> _Records to use_

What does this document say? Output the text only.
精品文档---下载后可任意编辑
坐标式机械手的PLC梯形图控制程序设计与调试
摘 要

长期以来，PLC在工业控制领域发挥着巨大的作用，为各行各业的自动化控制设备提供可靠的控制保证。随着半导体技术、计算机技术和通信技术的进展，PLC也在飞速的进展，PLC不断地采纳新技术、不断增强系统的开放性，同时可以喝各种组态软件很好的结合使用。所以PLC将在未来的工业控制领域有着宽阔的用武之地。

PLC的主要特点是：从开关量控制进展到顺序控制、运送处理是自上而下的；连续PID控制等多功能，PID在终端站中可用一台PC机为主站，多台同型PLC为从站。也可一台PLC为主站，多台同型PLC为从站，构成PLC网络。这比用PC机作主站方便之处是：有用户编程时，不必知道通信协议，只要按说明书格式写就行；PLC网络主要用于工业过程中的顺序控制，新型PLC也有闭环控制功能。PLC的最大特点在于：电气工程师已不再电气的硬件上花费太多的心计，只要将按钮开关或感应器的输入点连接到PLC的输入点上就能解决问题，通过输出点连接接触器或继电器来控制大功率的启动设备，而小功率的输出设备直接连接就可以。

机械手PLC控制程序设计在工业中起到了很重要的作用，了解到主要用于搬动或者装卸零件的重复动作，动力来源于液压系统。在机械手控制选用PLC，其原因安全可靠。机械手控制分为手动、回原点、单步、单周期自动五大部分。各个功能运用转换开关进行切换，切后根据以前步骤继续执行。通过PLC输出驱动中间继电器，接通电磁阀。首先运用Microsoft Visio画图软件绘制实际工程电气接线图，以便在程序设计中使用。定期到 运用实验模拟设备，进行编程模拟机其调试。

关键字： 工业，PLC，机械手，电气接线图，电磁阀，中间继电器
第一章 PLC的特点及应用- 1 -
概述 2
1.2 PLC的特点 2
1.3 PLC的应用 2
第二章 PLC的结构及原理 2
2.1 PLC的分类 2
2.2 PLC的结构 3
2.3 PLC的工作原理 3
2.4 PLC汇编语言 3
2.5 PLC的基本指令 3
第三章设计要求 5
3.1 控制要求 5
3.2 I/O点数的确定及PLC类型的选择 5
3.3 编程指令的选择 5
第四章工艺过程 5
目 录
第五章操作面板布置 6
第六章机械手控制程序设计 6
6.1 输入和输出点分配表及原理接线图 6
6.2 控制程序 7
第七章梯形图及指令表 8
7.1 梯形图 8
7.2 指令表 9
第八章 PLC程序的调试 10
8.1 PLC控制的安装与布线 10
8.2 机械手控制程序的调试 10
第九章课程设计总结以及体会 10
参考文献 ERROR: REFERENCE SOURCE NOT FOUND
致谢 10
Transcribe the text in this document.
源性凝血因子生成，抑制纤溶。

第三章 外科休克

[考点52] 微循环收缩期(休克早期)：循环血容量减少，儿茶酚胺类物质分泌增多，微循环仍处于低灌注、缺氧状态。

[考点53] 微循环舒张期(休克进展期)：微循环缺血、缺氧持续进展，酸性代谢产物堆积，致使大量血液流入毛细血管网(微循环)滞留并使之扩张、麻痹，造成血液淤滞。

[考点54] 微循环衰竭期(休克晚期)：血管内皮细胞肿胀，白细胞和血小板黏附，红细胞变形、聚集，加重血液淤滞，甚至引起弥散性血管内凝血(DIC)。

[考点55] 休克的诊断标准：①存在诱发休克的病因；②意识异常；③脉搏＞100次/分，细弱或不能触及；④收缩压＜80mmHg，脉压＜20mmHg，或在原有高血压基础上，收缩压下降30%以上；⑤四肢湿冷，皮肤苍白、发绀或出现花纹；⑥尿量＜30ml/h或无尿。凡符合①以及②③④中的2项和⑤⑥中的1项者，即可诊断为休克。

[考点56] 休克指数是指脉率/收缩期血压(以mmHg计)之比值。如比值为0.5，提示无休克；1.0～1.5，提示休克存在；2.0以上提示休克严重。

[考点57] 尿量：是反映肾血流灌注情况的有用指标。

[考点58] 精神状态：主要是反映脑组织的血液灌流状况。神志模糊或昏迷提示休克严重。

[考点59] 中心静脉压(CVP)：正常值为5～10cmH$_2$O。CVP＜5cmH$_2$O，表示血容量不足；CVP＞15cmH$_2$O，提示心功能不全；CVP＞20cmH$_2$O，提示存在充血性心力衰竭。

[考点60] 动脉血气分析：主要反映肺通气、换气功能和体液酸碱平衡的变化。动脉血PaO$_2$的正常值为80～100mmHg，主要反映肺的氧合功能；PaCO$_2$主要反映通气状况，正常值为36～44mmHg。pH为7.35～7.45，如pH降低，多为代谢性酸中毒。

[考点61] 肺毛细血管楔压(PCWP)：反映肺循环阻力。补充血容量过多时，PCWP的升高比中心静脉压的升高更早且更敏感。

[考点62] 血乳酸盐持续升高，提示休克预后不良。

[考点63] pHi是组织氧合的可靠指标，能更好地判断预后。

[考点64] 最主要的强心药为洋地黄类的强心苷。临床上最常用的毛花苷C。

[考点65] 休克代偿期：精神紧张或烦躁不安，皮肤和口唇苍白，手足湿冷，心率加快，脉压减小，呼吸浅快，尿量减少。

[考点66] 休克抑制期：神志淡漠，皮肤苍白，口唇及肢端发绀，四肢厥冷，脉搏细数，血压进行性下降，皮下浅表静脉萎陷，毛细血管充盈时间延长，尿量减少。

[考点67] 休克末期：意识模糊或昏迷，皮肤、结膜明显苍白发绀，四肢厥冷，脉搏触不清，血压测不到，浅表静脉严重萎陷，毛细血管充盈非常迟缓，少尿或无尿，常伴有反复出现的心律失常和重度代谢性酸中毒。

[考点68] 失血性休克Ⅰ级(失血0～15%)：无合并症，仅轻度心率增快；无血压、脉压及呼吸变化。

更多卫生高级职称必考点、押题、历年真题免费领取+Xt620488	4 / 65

> _What you will do_
From the records above, please extract every line and repeat it exactly.

> _The output_
What does this document say? Output the text only.
精品文档---下载后可任意编辑
坐标式机械手的PLC梯形图控制程序设计与调试
摘 要

长期以来，PLC在工业控制领域发挥着巨大的作用，为各行各业的自动化控制设备提供可靠的控制保证。随着半导体技术、计算机技术和通信技术的进展，PLC也在飞速的进展，PLC不断地采纳新技术、不断增强系统的开放性，同时可以喝各种组态软件很好的结合使用。所以PLC将在未来的工业控制领域有着宽阔的用武之地。

PLC的主要特点是：从开关量控制进展到顺序控制、运送处理是自上而下的；连续PID控制等多功能，PID在终端站中可用一台PC机为主站，多台同型PLC为从站。也可一台PLC为主站，多台同型PLC为从站，构成PLC网络。这比用PC机作主站方便之处是：有用户编程时，不必知道通信协议，只要按说明书格式写就行；PLC网络主要用于工业过程中的顺序控制，新型PLC也有闭环控制功能。PLC的最大特点在于：电气工程师已不再电气的硬件上花费太多的心计，只要将按钮开关或感应器的输入点连接到PLC的输入点上就能解决问题，通过输出点连接接触器或继电器来控制大功率的启动设备，而小功率的输出设备直接连接就可以。

机械手PLC控制程序设计在工业中起到了很重要的作用，了解到主要用于搬动或者装卸零件的重复动作，动力来源于液压系统。在机械手控制选用PLC，其原因安全可靠。机械手控制分为手动、回原点、单步、单周期自动五大部分。各个功能运用转换开关进行切换，切后根据以前步骤继续执行。通过PLC输出驱动中间继电器，接通电磁阀。首先运用Microsoft Visio画图软件绘制实际工程电气接线图，以便在程序设计中使用。定期到 运用实验模拟设备，进行编程模拟机其调试。

关键字： 工业，PLC，机械手，电气接线图，电磁阀，中间继电器
第一章 PLC的特点及应用- 1 -
概述 2
1.2 PLC的特点 2
1.3 PLC的应用 2
第二章 PLC的结构及原理 2
2.1 PLC的分类 2
2.2 PLC的结构 3
2.3 PLC的工作原理 3
2.4 PLC汇编语言 3
2.5 PLC的基本指令 3
第三章设计要求 5
3.1 控制要求 5
3.2 I/O点数的确定及PLC类型的选择 5
3.3 编程指令的选择 5
第四章工艺过程 5
目 录
第五章操作面板布置 6
第六章机械手控制程序设计 6
6.1 输入和输出点分配表及原理接线图 6
6.2 控制程序 7
第七章梯形图及指令表 8
7.1 梯形图 8
7.2 指令表 9
第八章 PLC程序的调试 10
8.1 PLC控制的安装与布线 10
8.2 机械手控制程序的调试 10
第九章课程设计总结以及体会 10
参考文献 ERROR: REFERENCE SOURCE NOT FOUND
致谢 10
Transcribe the text in this document.
源性凝血因子生成，抑制纤溶。

第三章 外科休克

[考点52] 微循环收缩期(休克早期)：循环血容量减少，儿茶酚胺类物质分泌增多，微循环仍处于低灌注、缺氧状态。

[考点53] 微循环舒张期(休克进展期)：微循环缺血、缺氧持续进展，酸性代谢产物堆积，致使大量血液流入毛细血管网(微循环)滞留并使之扩张、麻痹，造成血液淤滞。

[考点54] 微循环衰竭期(休克晚期)：血管内皮细胞肿胀，白细胞和血小板黏附，红细胞变形、聚集，加重血液淤滞，甚至引起弥散性血管内凝血(DIC)。

[考点55] 休克的诊断标准：①存在诱发休克的病因；②意识异常；③脉搏＞100次/分，细弱或不能触及；④收缩压＜80mmHg，脉压＜20mmHg，或在原有高血压基础上，收缩压下降30%以上；⑤四肢湿冷，皮肤苍白、发绀或出现花纹；⑥尿量＜30ml/h或无尿。凡符合①以及②③④中的2项和⑤⑥中的1项者，即可诊断为休克。

[考点56] 休克指数是指脉率/收缩期血压(以mmHg计)之比值。如比值为0.5，提示无休克；1.0～1.5，提示休克存在；2.0以上提示休克严重。

[考点57] 尿量：是反映肾血流灌注情况的有用指标。

[考点58] 精神状态：主要是反映脑组织的血液灌流状况。神志模糊或昏迷提示休克严重。

[考点59] 中心静脉压(CVP)：正常值为5～10cmH$_2$O。CVP＜5cmH$_2$O，表示血容量不足；CVP＞15cmH$_2$O，提示心功能不全；CVP＞20cmH$_2$O，提示存在充血性心力衰竭。

[考点60] 动脉血气分析：主要反映肺通气、换气功能和体液酸碱平衡的变化。动脉血PaO$_2$的正常值为80～100mmHg，主要反映肺的氧合功能；PaCO$_2$主要反映通气状况，正常值为36～44mmHg。pH为7.35～7.45，如pH降低，多为代谢性酸中毒。

[考点61] 肺毛细血管楔压(PCWP)：反映肺循环阻力。补充血容量过多时，PCWP的升高比中心静脉压的升高更早且更敏感。

[考点62] 血乳酸盐持续升高，提示休克预后不良。

[考点63] pHi是组织氧合的可靠指标，能更好地判断预后。

[考点64] 最主要的强心药为洋地黄类的强心苷。临床上最常用的毛花苷C。

[考点65] 休克代偿期：精神紧张或烦躁不安，皮肤和口唇苍白，手足湿冷，心率加快，脉压减小，呼吸浅快，尿量减少。

[考点66] 休克抑制期：神志淡漠，皮肤苍白，口唇及肢端发绀，四肢厥冷，脉搏细数，血压进行性下降，皮下浅表静脉萎陷，毛细血管充盈时间延长，尿量减少。

[考点67] 休克末期：意识模糊或昏迷，皮肤、结膜明显苍白发绀，四肢厥冷，脉搏触不清，血压测不到，浅表静脉严重萎陷，毛细血管充盈非常迟缓，少尿或无尿，常伴有反复出现的心律失常和重度代谢性酸中毒。

[考点68] 失血性休克Ⅰ级(失血0～15%)：无合并症，仅轻度心率增快；无血压、脉压及呼吸变化。

更多卫生高级职称必考点、押题、历年真题免费领取+Xt620488	4 / 65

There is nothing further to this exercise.